**LISTING:**
__________
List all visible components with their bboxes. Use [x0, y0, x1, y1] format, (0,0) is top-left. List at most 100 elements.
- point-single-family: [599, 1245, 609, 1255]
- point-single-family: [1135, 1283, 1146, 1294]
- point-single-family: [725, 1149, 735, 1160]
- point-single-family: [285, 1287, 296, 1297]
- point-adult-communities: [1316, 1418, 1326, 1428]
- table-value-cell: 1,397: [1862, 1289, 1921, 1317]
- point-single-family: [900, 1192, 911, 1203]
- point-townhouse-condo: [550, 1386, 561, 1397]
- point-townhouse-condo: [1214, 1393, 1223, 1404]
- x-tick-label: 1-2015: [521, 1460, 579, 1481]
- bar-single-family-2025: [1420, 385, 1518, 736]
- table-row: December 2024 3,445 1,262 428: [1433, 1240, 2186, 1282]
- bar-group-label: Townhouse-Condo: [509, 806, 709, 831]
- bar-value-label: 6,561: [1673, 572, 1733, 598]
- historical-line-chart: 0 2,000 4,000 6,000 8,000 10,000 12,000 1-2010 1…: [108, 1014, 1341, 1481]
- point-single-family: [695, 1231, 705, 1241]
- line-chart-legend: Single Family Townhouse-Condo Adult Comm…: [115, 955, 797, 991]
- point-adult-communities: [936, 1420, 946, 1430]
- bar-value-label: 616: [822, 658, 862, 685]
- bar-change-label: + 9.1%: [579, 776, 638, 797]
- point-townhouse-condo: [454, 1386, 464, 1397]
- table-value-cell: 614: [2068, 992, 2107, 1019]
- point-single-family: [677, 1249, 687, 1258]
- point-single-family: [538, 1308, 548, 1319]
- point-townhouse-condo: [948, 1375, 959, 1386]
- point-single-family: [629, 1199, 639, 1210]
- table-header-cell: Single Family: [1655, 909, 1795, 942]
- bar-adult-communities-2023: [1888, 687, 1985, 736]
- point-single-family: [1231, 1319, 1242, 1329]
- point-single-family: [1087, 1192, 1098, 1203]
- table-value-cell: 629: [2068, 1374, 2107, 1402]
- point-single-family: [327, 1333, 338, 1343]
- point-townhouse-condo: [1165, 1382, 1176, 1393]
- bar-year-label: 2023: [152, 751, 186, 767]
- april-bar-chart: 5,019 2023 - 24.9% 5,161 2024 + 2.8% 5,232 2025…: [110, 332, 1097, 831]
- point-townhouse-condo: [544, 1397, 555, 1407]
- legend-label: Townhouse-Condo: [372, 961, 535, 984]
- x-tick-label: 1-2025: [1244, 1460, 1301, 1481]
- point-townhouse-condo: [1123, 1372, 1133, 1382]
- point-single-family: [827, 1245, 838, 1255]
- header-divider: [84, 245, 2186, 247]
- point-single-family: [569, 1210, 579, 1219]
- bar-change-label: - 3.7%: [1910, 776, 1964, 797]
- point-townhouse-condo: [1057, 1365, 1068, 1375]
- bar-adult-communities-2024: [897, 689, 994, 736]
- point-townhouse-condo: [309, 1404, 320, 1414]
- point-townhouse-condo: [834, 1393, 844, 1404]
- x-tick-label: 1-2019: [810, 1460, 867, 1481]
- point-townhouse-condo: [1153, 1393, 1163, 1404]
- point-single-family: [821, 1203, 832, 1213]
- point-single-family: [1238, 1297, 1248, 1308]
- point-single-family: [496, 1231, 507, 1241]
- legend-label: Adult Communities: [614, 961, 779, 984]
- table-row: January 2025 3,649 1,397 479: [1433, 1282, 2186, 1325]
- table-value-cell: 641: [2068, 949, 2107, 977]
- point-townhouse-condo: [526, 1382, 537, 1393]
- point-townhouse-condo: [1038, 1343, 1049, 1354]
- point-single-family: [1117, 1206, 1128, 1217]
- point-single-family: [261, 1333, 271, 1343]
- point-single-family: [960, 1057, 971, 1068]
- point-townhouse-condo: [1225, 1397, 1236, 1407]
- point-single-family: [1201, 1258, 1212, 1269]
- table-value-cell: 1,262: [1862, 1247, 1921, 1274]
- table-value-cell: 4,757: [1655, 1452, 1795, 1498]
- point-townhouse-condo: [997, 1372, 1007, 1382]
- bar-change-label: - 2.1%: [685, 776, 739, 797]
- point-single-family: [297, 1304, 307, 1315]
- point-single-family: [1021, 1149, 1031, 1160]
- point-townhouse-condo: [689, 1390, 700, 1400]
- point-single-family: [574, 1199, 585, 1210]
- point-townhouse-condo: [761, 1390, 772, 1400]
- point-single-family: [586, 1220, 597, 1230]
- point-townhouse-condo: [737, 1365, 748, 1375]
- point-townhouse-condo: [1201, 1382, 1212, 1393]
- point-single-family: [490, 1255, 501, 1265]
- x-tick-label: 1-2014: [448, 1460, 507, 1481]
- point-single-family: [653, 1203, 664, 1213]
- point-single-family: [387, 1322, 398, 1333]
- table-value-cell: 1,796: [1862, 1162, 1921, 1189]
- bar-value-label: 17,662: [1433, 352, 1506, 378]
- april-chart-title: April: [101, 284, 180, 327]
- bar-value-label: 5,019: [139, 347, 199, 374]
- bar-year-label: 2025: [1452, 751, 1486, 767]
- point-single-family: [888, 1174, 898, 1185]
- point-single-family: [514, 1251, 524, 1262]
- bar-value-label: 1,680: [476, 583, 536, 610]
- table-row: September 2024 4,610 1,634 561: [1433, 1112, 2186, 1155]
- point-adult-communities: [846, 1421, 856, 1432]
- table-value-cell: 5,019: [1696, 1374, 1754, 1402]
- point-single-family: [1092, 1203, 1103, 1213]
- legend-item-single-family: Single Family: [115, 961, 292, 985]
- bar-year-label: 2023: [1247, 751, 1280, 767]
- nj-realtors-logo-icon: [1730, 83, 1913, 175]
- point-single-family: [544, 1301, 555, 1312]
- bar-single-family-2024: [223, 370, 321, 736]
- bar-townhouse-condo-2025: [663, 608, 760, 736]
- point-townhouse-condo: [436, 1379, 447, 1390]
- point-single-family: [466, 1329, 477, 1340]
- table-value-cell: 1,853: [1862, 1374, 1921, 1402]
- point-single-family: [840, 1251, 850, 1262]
__________
**TASK TO COMPLETE:**
Express each line of the records as one string in a JSON list, one string per line, leaving out any blank lines.

**THE ANSWER:**
[
  "List all visible components with their bboxes. Use [x0, y0, x1, y1] format, (0,0) is top-left. List at most 100 elements.",
  "- point-single-family: [599, 1245, 609, 1255]",
  "- point-single-family: [1135, 1283, 1146, 1294]",
  "- point-single-family: [725, 1149, 735, 1160]",
  "- point-single-family: [285, 1287, 296, 1297]",
  "- point-adult-communities: [1316, 1418, 1326, 1428]",
  "- table-value-cell: 1,397: [1862, 1289, 1921, 1317]",
  "- point-single-family: [900, 1192, 911, 1203]",
  "- point-townhouse-condo: [550, 1386, 561, 1397]",
  "- point-townhouse-condo: [1214, 1393, 1223, 1404]",
  "- x-tick-label: 1-2015: [521, 1460, 579, 1481]",
  "- bar-single-family-2025: [1420, 385, 1518, 736]",
  "- table-row: December 2024 3,445 1,262 428: [1433, 1240, 2186, 1282]",
  "- bar-group-label: Townhouse-Condo: [509, 806, 709, 831]",
  "- bar-value-label: 6,561: [1673, 572, 1733, 598]",
  "- historical-line-chart: 0 2,000 4,000 6,000 8,000 10,000 12,000 1-2010 1…: [108, 1014, 1341, 1481]",
  "- point-single-family: [695, 1231, 705, 1241]",
  "- line-chart-legend: Single Family Townhouse-Condo Adult Comm…: [115, 955, 797, 991]",
  "- point-adult-communities: [936, 1420, 946, 1430]",
  "- bar-value-label: 616: [822, 658, 862, 685]",
  "- bar-change-label: + 9.1%: [579, 776, 638, 797]",
  "- point-townhouse-condo: [454, 1386, 464, 1397]",
  "- table-value-cell: 614: [2068, 992, 2107, 1019]",
  "- point-single-family: [677, 1249, 687, 1258]",
  "- point-single-family: [538, 1308, 548, 1319]",
  "- point-townhouse-condo: [948, 1375, 959, 1386]",
  "- point-single-family: [629, 1199, 639, 1210]",
  "- table-header-cell: Single Family: [1655, 909, 1795, 942]",
  "- bar-adult-communities-2023: [1888, 687, 1985, 736]",
  "- point-single-family: [1231, 1319, 1242, 1329]",
  "- point-single-family: [1087, 1192, 1098, 1203]",
  "- table-value-cell: 629: [2068, 1374, 2107, 1402]",
  "- point-single-family: [327, 1333, 338, 1343]",
  "- point-townhouse-condo: [1165, 1382, 1176, 1393]",
  "- bar-year-label: 2023: [152, 751, 186, 767]",
  "- april-bar-chart: 5,019 2023 - 24.9% 5,161 2024 + 2.8% 5,232 2025…: [110, 332, 1097, 831]",
  "- point-townhouse-condo: [544, 1397, 555, 1407]",
  "- legend-label: Townhouse-Condo: [372, 961, 535, 984]",
  "- x-tick-label: 1-2025: [1244, 1460, 1301, 1481]",
  "- point-townhouse-condo: [1123, 1372, 1133, 1382]",
  "- point-single-family: [827, 1245, 838, 1255]",
  "- header-divider: [84, 245, 2186, 247]",
  "- point-single-family: [569, 1210, 579, 1219]",
  "- bar-change-label: - 3.7%: [1910, 776, 1964, 797]",
  "- point-townhouse-condo: [1057, 1365, 1068, 1375]",
  "- bar-adult-communities-2024: [897, 689, 994, 736]",
  "- point-townhouse-condo: [309, 1404, 320, 1414]",
  "- point-townhouse-condo: [834, 1393, 844, 1404]",
  "- x-tick-label: 1-2019: [810, 1460, 867, 1481]",
  "- point-townhouse-condo: [1153, 1393, 1163, 1404]",
  "- point-single-family: [821, 1203, 832, 1213]",
  "- point-single-family: [1238, 1297, 1248, 1308]",
  "- point-single-family: [496, 1231, 507, 1241]",
  "- legend-label: Adult Communities: [614, 961, 779, 984]",
  "- table-row: January 2025 3,649 1,397 479: [1433, 1282, 2186, 1325]",
  "- table-value-cell: 641: [2068, 949, 2107, 977]",
  "- point-townhouse-condo: [526, 1382, 537, 1393]",
  "- point-townhouse-condo: [1038, 1343, 1049, 1354]",
  "- point-single-family: [1117, 1206, 1128, 1217]",
  "- point-single-family: [261, 1333, 271, 1343]",
  "- point-single-family: [960, 1057, 971, 1068]",
  "- point-townhouse-condo: [1225, 1397, 1236, 1407]",
  "- point-single-family: [1201, 1258, 1212, 1269]",
  "- table-value-cell: 1,262: [1862, 1247, 1921, 1274]",
  "- table-value-cell: 4,757: [1655, 1452, 1795, 1498]",
  "- point-townhouse-condo: [997, 1372, 1007, 1382]",
  "- bar-change-label: - 2.1%: [685, 776, 739, 797]",
  "- point-single-family: [297, 1304, 307, 1315]",
  "- point-single-family: [1021, 1149, 1031, 1160]",
  "- point-townhouse-condo: [689, 1390, 700, 1400]",
  "- point-single-family: [574, 1199, 585, 1210]",
  "- point-townhouse-condo: [761, 1390, 772, 1400]",
  "- point-single-family: [586, 1220, 597, 1230]",
  "- point-townhouse-condo: [737, 1365, 748, 1375]",
  "- point-townhouse-condo: [1201, 1382, 1212, 1393]",
  "- point-single-family: [490, 1255, 501, 1265]",
  "- x-tick-label: 1-2014: [448, 1460, 507, 1481]",
  "- point-single-family: [653, 1203, 664, 1213]",
  "- point-single-family: [387, 1322, 398, 1333]",
  "- table-value-cell: 1,796: [1862, 1162, 1921, 1189]",
  "- bar-value-label: 17,662: [1433, 352, 1506, 378]",
  "- april-chart-title: April: [101, 284, 180, 327]",
  "- bar-value-label: 5,019: [139, 347, 199, 374]",
  "- bar-year-label: 2025: [1452, 751, 1486, 767]",
  "- point-single-family: [888, 1174, 898, 1185]",
  "- point-single-family: [514, 1251, 524, 1262]",
  "- bar-value-label: 1,680: [476, 583, 536, 610]",
  "- table-row: September 2024 4,610 1,634 561: [1433, 1112, 2186, 1155]",
  "- point-adult-communities: [846, 1421, 856, 1432]",
  "- table-value-cell: 5,019: [1696, 1374, 1754, 1402]",
  "- point-single-family: [1092, 1203, 1103, 1213]",
  "- legend-item-single-family: Single Family: [115, 961, 292, 985]",
  "- bar-year-label: 2023: [1247, 751, 1280, 767]",
  "- nj-realtors-logo-icon: [1730, 83, 1913, 175]",
  "- point-single-family: [544, 1301, 555, 1312]",
  "- bar-single-family-2024: [223, 370, 321, 736]",
  "- bar-townhouse-condo-2025: [663, 608, 760, 736]",
  "- point-townhouse-condo: [436, 1379, 447, 1390]",
  "- point-single-family: [466, 1329, 477, 1340]",
  "- table-value-cell: 1,853: [1862, 1374, 1921, 1402]",
  "- point-single-family: [840, 1251, 850, 1262]"
]